[Extracted records]
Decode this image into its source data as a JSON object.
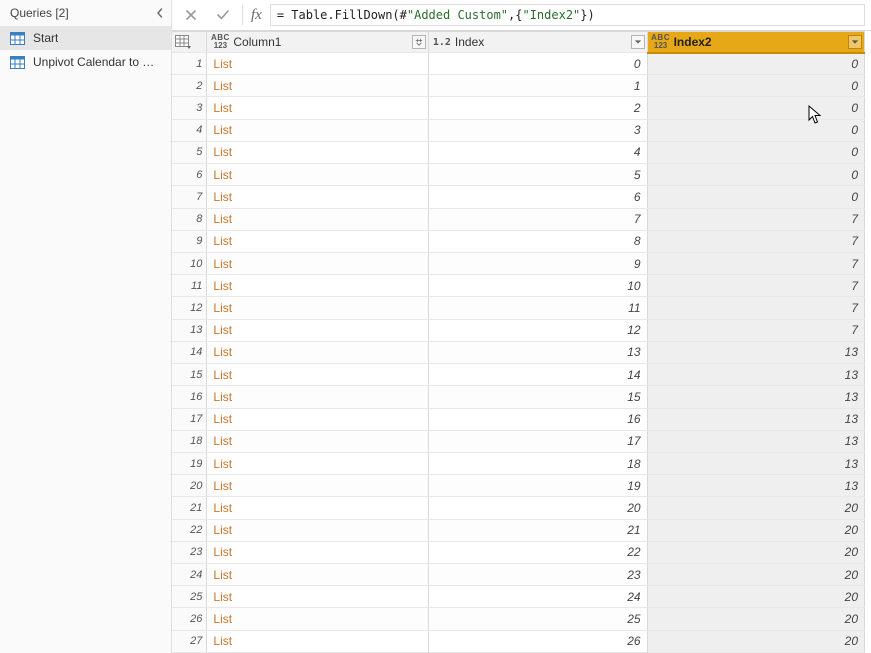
{
  "sidebar": {
    "title": "Queries [2]",
    "items": [
      {
        "label": "Start",
        "selected": true
      },
      {
        "label": "Unpivot Calendar to T…",
        "selected": false
      }
    ]
  },
  "formula": {
    "prefix": "= Table.FillDown(#",
    "arg1": "\"Added Custom\"",
    "mid": ",{",
    "arg2": "\"Index2\"",
    "suffix": "})"
  },
  "columns": {
    "rownum_icon": "table-icon",
    "col1": {
      "type_top": "ABC",
      "type_bot": "123",
      "label": "Column1"
    },
    "index": {
      "type": "1.2",
      "label": "Index"
    },
    "index2": {
      "type_top": "ABC",
      "type_bot": "123",
      "label": "Index2"
    }
  },
  "rows": [
    {
      "n": 1,
      "c1": "List",
      "idx": 0,
      "idx2": 0
    },
    {
      "n": 2,
      "c1": "List",
      "idx": 1,
      "idx2": 0
    },
    {
      "n": 3,
      "c1": "List",
      "idx": 2,
      "idx2": 0
    },
    {
      "n": 4,
      "c1": "List",
      "idx": 3,
      "idx2": 0
    },
    {
      "n": 5,
      "c1": "List",
      "idx": 4,
      "idx2": 0
    },
    {
      "n": 6,
      "c1": "List",
      "idx": 5,
      "idx2": 0
    },
    {
      "n": 7,
      "c1": "List",
      "idx": 6,
      "idx2": 0
    },
    {
      "n": 8,
      "c1": "List",
      "idx": 7,
      "idx2": 7
    },
    {
      "n": 9,
      "c1": "List",
      "idx": 8,
      "idx2": 7
    },
    {
      "n": 10,
      "c1": "List",
      "idx": 9,
      "idx2": 7
    },
    {
      "n": 11,
      "c1": "List",
      "idx": 10,
      "idx2": 7
    },
    {
      "n": 12,
      "c1": "List",
      "idx": 11,
      "idx2": 7
    },
    {
      "n": 13,
      "c1": "List",
      "idx": 12,
      "idx2": 7
    },
    {
      "n": 14,
      "c1": "List",
      "idx": 13,
      "idx2": 13
    },
    {
      "n": 15,
      "c1": "List",
      "idx": 14,
      "idx2": 13
    },
    {
      "n": 16,
      "c1": "List",
      "idx": 15,
      "idx2": 13
    },
    {
      "n": 17,
      "c1": "List",
      "idx": 16,
      "idx2": 13
    },
    {
      "n": 18,
      "c1": "List",
      "idx": 17,
      "idx2": 13
    },
    {
      "n": 19,
      "c1": "List",
      "idx": 18,
      "idx2": 13
    },
    {
      "n": 20,
      "c1": "List",
      "idx": 19,
      "idx2": 13
    },
    {
      "n": 21,
      "c1": "List",
      "idx": 20,
      "idx2": 20
    },
    {
      "n": 22,
      "c1": "List",
      "idx": 21,
      "idx2": 20
    },
    {
      "n": 23,
      "c1": "List",
      "idx": 22,
      "idx2": 20
    },
    {
      "n": 24,
      "c1": "List",
      "idx": 23,
      "idx2": 20
    },
    {
      "n": 25,
      "c1": "List",
      "idx": 24,
      "idx2": 20
    },
    {
      "n": 26,
      "c1": "List",
      "idx": 25,
      "idx2": 20
    },
    {
      "n": 27,
      "c1": "List",
      "idx": 26,
      "idx2": 20
    }
  ]
}
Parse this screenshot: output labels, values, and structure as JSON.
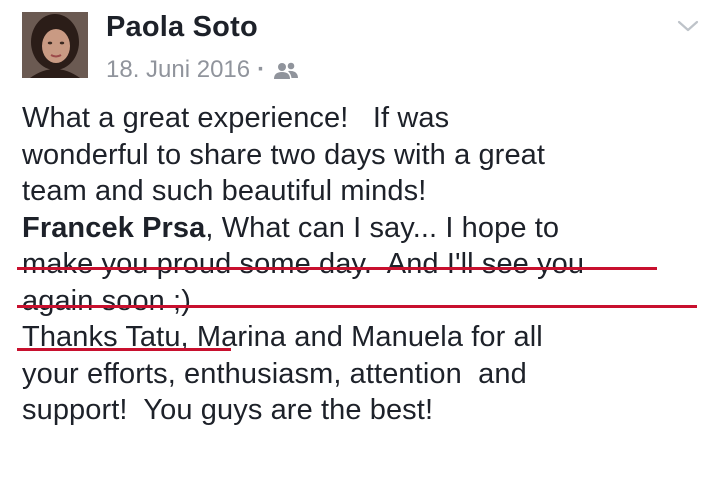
{
  "post": {
    "author": "Paola Soto",
    "date": "18. Juni 2016",
    "separator": "·",
    "audience_icon": "friends-icon",
    "menu_icon": "chevron-down-icon",
    "lines": [
      "What a great experience!   If was",
      "wonderful to share two days with a great",
      "team and such beautiful minds!",
      "",
      "make you proud some day.  And I'll see you",
      "again soon ;)",
      "Thanks Tatu, Marina and Manuela for all",
      "your efforts, enthusiasm, attention  and",
      "support!  You guys are the best!"
    ],
    "mention_name": "Francek Prsa",
    "mention_rest": ", What can I say... I hope to"
  },
  "colors": {
    "text": "#1d2129",
    "meta": "#90949c",
    "annotation_underline": "#c8102e"
  }
}
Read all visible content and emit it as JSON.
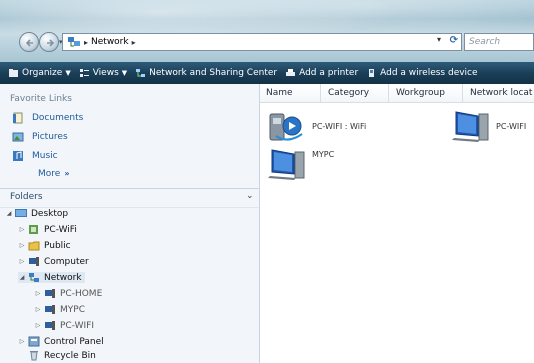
{
  "address_bar": {
    "location": "Network",
    "search_placeholder": "Search"
  },
  "toolbar": {
    "organize": "Organize",
    "views": "Views",
    "network_sharing": "Network and Sharing Center",
    "add_printer": "Add a printer",
    "add_wireless": "Add a wireless device"
  },
  "sidebar": {
    "favorites_header": "Favorite Links",
    "favorites": [
      {
        "label": "Documents",
        "icon": "documents-icon"
      },
      {
        "label": "Pictures",
        "icon": "pictures-icon"
      },
      {
        "label": "Music",
        "icon": "music-icon"
      }
    ],
    "more": "More",
    "more_arrow": "»",
    "folders_label": "Folders",
    "tree": [
      {
        "label": "Desktop",
        "icon": "desktop-icon"
      },
      {
        "label": "PC-WiFi",
        "icon": "pc-icon"
      },
      {
        "label": "Public",
        "icon": "folder-icon"
      },
      {
        "label": "Computer",
        "icon": "computer-icon"
      },
      {
        "label": "Network",
        "icon": "network-icon"
      },
      {
        "label": "PC-HOME",
        "icon": "network-pc-icon"
      },
      {
        "label": "MYPC",
        "icon": "network-pc-icon"
      },
      {
        "label": "PC-WIFI",
        "icon": "network-pc-icon"
      },
      {
        "label": "Control Panel",
        "icon": "control-panel-icon"
      },
      {
        "label": "Recycle Bin",
        "icon": "recycle-bin-icon"
      }
    ]
  },
  "content": {
    "columns": [
      "Name",
      "Category",
      "Workgroup",
      "Network locat"
    ],
    "items": [
      {
        "label": "PC-WIFI : WiFi",
        "icon": "media-device-icon"
      },
      {
        "label": "PC-WIFI",
        "icon": "network-computer-icon"
      },
      {
        "label": "MYPC",
        "icon": "network-computer-icon"
      }
    ]
  },
  "colors": {
    "toolbar": "#1b3f59",
    "link": "#1d5a9a",
    "sidebar_bg": "#f2f6fa"
  }
}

Stated task> Set down the records in full and exactly. Do not carry over any image.

Task response>
Decode this image into its source data as a JSON object.
{
  "sidebar": {
    "title": "Queries [2]",
    "items": [
      {
        "label": "Start",
        "selected": true
      },
      {
        "label": "Unpivot Calendar to T…",
        "selected": false
      }
    ]
  },
  "formula": {
    "prefix": "= Table.FillDown(#",
    "arg1": "\"Added Custom\"",
    "mid": ",{",
    "arg2": "\"Index2\"",
    "suffix": "})"
  },
  "columns": {
    "rownum_icon": "table-icon",
    "col1": {
      "type_top": "ABC",
      "type_bot": "123",
      "label": "Column1"
    },
    "index": {
      "type": "1.2",
      "label": "Index"
    },
    "index2": {
      "type_top": "ABC",
      "type_bot": "123",
      "label": "Index2"
    }
  },
  "rows": [
    {
      "n": 1,
      "c1": "List",
      "idx": 0,
      "idx2": 0
    },
    {
      "n": 2,
      "c1": "List",
      "idx": 1,
      "idx2": 0
    },
    {
      "n": 3,
      "c1": "List",
      "idx": 2,
      "idx2": 0
    },
    {
      "n": 4,
      "c1": "List",
      "idx": 3,
      "idx2": 0
    },
    {
      "n": 5,
      "c1": "List",
      "idx": 4,
      "idx2": 0
    },
    {
      "n": 6,
      "c1": "List",
      "idx": 5,
      "idx2": 0
    },
    {
      "n": 7,
      "c1": "List",
      "idx": 6,
      "idx2": 0
    },
    {
      "n": 8,
      "c1": "List",
      "idx": 7,
      "idx2": 7
    },
    {
      "n": 9,
      "c1": "List",
      "idx": 8,
      "idx2": 7
    },
    {
      "n": 10,
      "c1": "List",
      "idx": 9,
      "idx2": 7
    },
    {
      "n": 11,
      "c1": "List",
      "idx": 10,
      "idx2": 7
    },
    {
      "n": 12,
      "c1": "List",
      "idx": 11,
      "idx2": 7
    },
    {
      "n": 13,
      "c1": "List",
      "idx": 12,
      "idx2": 7
    },
    {
      "n": 14,
      "c1": "List",
      "idx": 13,
      "idx2": 13
    },
    {
      "n": 15,
      "c1": "List",
      "idx": 14,
      "idx2": 13
    },
    {
      "n": 16,
      "c1": "List",
      "idx": 15,
      "idx2": 13
    },
    {
      "n": 17,
      "c1": "List",
      "idx": 16,
      "idx2": 13
    },
    {
      "n": 18,
      "c1": "List",
      "idx": 17,
      "idx2": 13
    },
    {
      "n": 19,
      "c1": "List",
      "idx": 18,
      "idx2": 13
    },
    {
      "n": 20,
      "c1": "List",
      "idx": 19,
      "idx2": 13
    },
    {
      "n": 21,
      "c1": "List",
      "idx": 20,
      "idx2": 20
    },
    {
      "n": 22,
      "c1": "List",
      "idx": 21,
      "idx2": 20
    },
    {
      "n": 23,
      "c1": "List",
      "idx": 22,
      "idx2": 20
    },
    {
      "n": 24,
      "c1": "List",
      "idx": 23,
      "idx2": 20
    },
    {
      "n": 25,
      "c1": "List",
      "idx": 24,
      "idx2": 20
    },
    {
      "n": 26,
      "c1": "List",
      "idx": 25,
      "idx2": 20
    },
    {
      "n": 27,
      "c1": "List",
      "idx": 26,
      "idx2": 20
    }
  ]
}
Parse this screenshot: output labels, values, and structure as JSON.
{
  "post": {
    "author": "Paola Soto",
    "date": "18. Juni 2016",
    "separator": "·",
    "audience_icon": "friends-icon",
    "menu_icon": "chevron-down-icon",
    "lines": [
      "What a great experience!   If was",
      "wonderful to share two days with a great",
      "team and such beautiful minds!",
      "",
      "make you proud some day.  And I'll see you",
      "again soon ;)",
      "Thanks Tatu, Marina and Manuela for all",
      "your efforts, enthusiasm, attention  and",
      "support!  You guys are the best!"
    ],
    "mention_name": "Francek Prsa",
    "mention_rest": ", What can I say... I hope to"
  },
  "colors": {
    "text": "#1d2129",
    "meta": "#90949c",
    "annotation_underline": "#c8102e"
  }
}
Read all visible content and emit it as JSON.
{
  "address_bar": {
    "location": "Network",
    "search_placeholder": "Search"
  },
  "toolbar": {
    "organize": "Organize",
    "views": "Views",
    "network_sharing": "Network and Sharing Center",
    "add_printer": "Add a printer",
    "add_wireless": "Add a wireless device"
  },
  "sidebar": {
    "favorites_header": "Favorite Links",
    "favorites": [
      {
        "label": "Documents",
        "icon": "documents-icon"
      },
      {
        "label": "Pictures",
        "icon": "pictures-icon"
      },
      {
        "label": "Music",
        "icon": "music-icon"
      }
    ],
    "more": "More",
    "more_arrow": "»",
    "folders_label": "Folders",
    "tree": [
      {
        "label": "Desktop",
        "icon": "desktop-icon"
      },
      {
        "label": "PC-WiFi",
        "icon": "pc-icon"
      },
      {
        "label": "Public",
        "icon": "folder-icon"
      },
      {
        "label": "Computer",
        "icon": "computer-icon"
      },
      {
        "label": "Network",
        "icon": "network-icon"
      },
      {
        "label": "PC-HOME",
        "icon": "network-pc-icon"
      },
      {
        "label": "MYPC",
        "icon": "network-pc-icon"
      },
      {
        "label": "PC-WIFI",
        "icon": "network-pc-icon"
      },
      {
        "label": "Control Panel",
        "icon": "control-panel-icon"
      },
      {
        "label": "Recycle Bin",
        "icon": "recycle-bin-icon"
      }
    ]
  },
  "content": {
    "columns": [
      "Name",
      "Category",
      "Workgroup",
      "Network locat"
    ],
    "items": [
      {
        "label": "PC-WIFI : WiFi",
        "icon": "media-device-icon"
      },
      {
        "label": "PC-WIFI",
        "icon": "network-computer-icon"
      },
      {
        "label": "MYPC",
        "icon": "network-computer-icon"
      }
    ]
  },
  "colors": {
    "toolbar": "#1b3f59",
    "link": "#1d5a9a",
    "sidebar_bg": "#f2f6fa"
  }
}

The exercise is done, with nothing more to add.